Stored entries

* * * * * * * * *

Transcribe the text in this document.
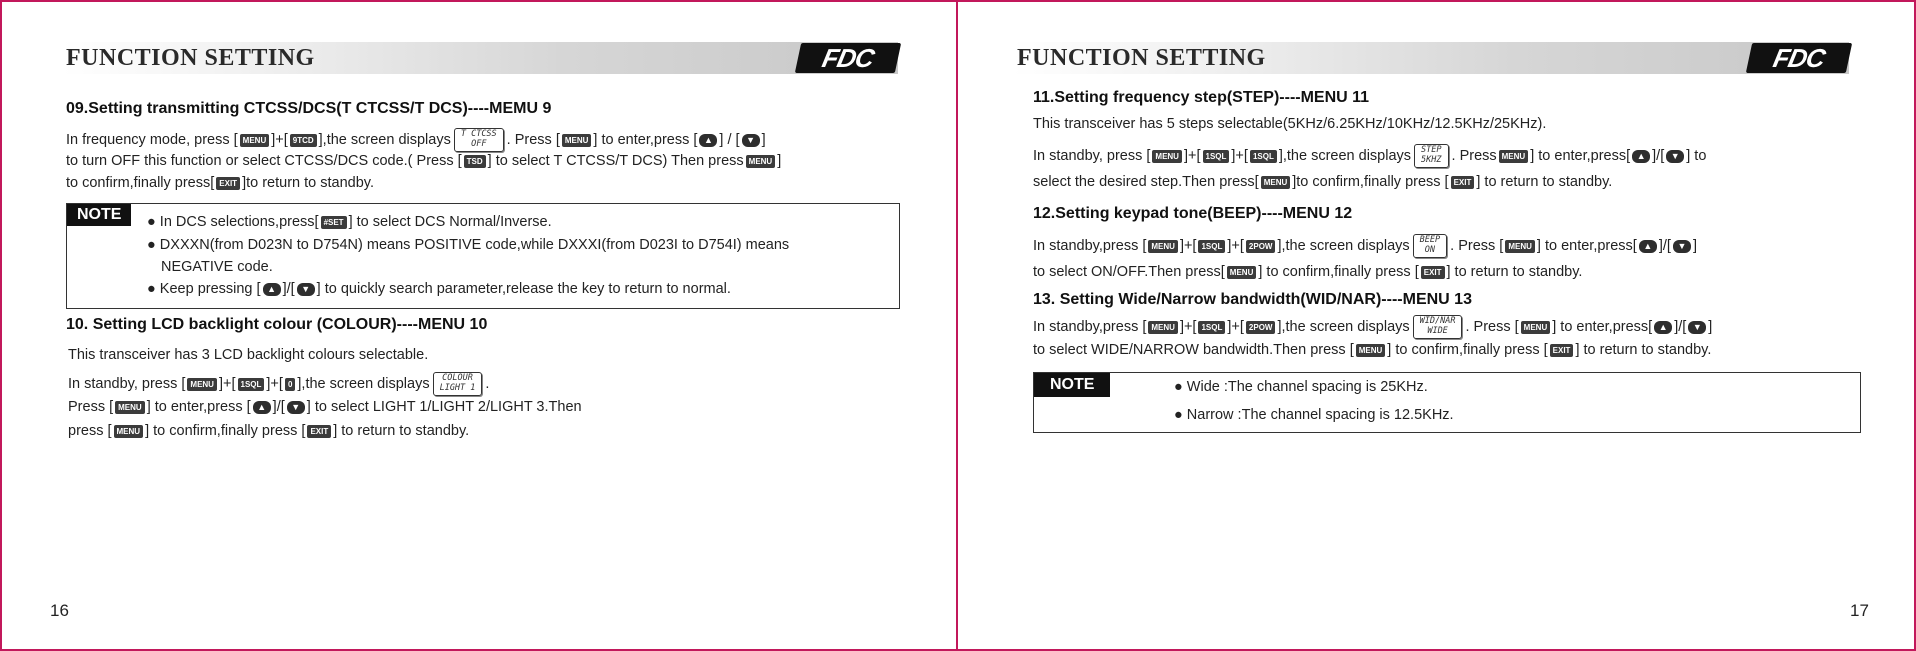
FUNCTION SETTING	FDC
09.Setting transmitting CTCSS/DCS(T CTCSS/T DCS)----MEMU 9
In frequency mode, press [ MENU ]+[ 9TCD ],the screen displays T CTCSS
OFF	. Press [ MENU ] to enter,press [ ▲ ] / [ ▼ ]
to turn OFF this function or select CTCSS/DCS code.( Press [ TSD ] to select T CTCSS/T DCS) Then press MENU ]
to confirm,finally press[ EXIT ]to return to standby.
NOTE	● In DCS selections,press[ #SET ] to select DCS Normal/Inverse.
● DXXXN(from D023N to D754N) means POSITIVE code,while DXXXI(from D023I to D754I) means
NEGATIVE code.
● Keep pressing [ ▲ ]/[ ▼ ] to quickly search parameter,release the key to return to normal.
10. Setting LCD backlight colour (COLOUR)----MENU 10
This transceiver has 3 LCD backlight colours selectable.
In standby, press [ MENU ]+[ 1SQL ]+[ 0 ],the screen displays COLOUR
LIGHT 1 .
Press [ MENU ] to enter,press [ ▲ ]/[ ▼ ] to select LIGHT 1/LIGHT 2/LIGHT 3.Then
press [ MENU ] to confirm,finally press [ EXIT ] to return to standby.
16
FUNCTION SETTING	FDC
11.Setting frequency step(STEP)----MENU 11
This transceiver has 5 steps selectable(5KHz/6.25KHz/10KHz/12.5KHz/25KHz).
In standby, press [ MENU ]+[ 1SQL ]+[ 1SQL ],the screen displays STEP
5KHZ . Press MENU ] to enter,press[ ▲ ]/[ ▼ ] to
select the desired step.Then press[ MENU ]to confirm,finally press [ EXIT ] to return to standby.
12.Setting keypad tone(BEEP)----MENU 12
In standby,press [ MENU ]+[ 1SQL ]+[ 2POW ],the screen displays BEEP
ON	. Press [ MENU ] to enter,press[ ▲ ]/[ ▼ ]
to select ON/OFF.Then press[ MENU ] to confirm,finally press [ EXIT ] to return to standby.
13. Setting Wide/Narrow bandwidth(WID/NAR)----MENU 13
In standby,press [ MENU ]+[ 1SQL ]+[ 2POW ],the screen displays WID/NAR
WIDE	. Press [ MENU ] to enter,press[ ▲ ]/[ ▼ ]
to select WIDE/NARROW bandwidth.Then press [ MENU ] to confirm,finally press [ EXIT ] to return to standby.
NOTE	● Wide :The channel spacing is 25KHz.
● Narrow :The channel spacing is 12.5KHz.
17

* * * * * * * * *

(Given exercise): The word "enter" appears in how many lines of the records? Give the number only.

(Expected output): 5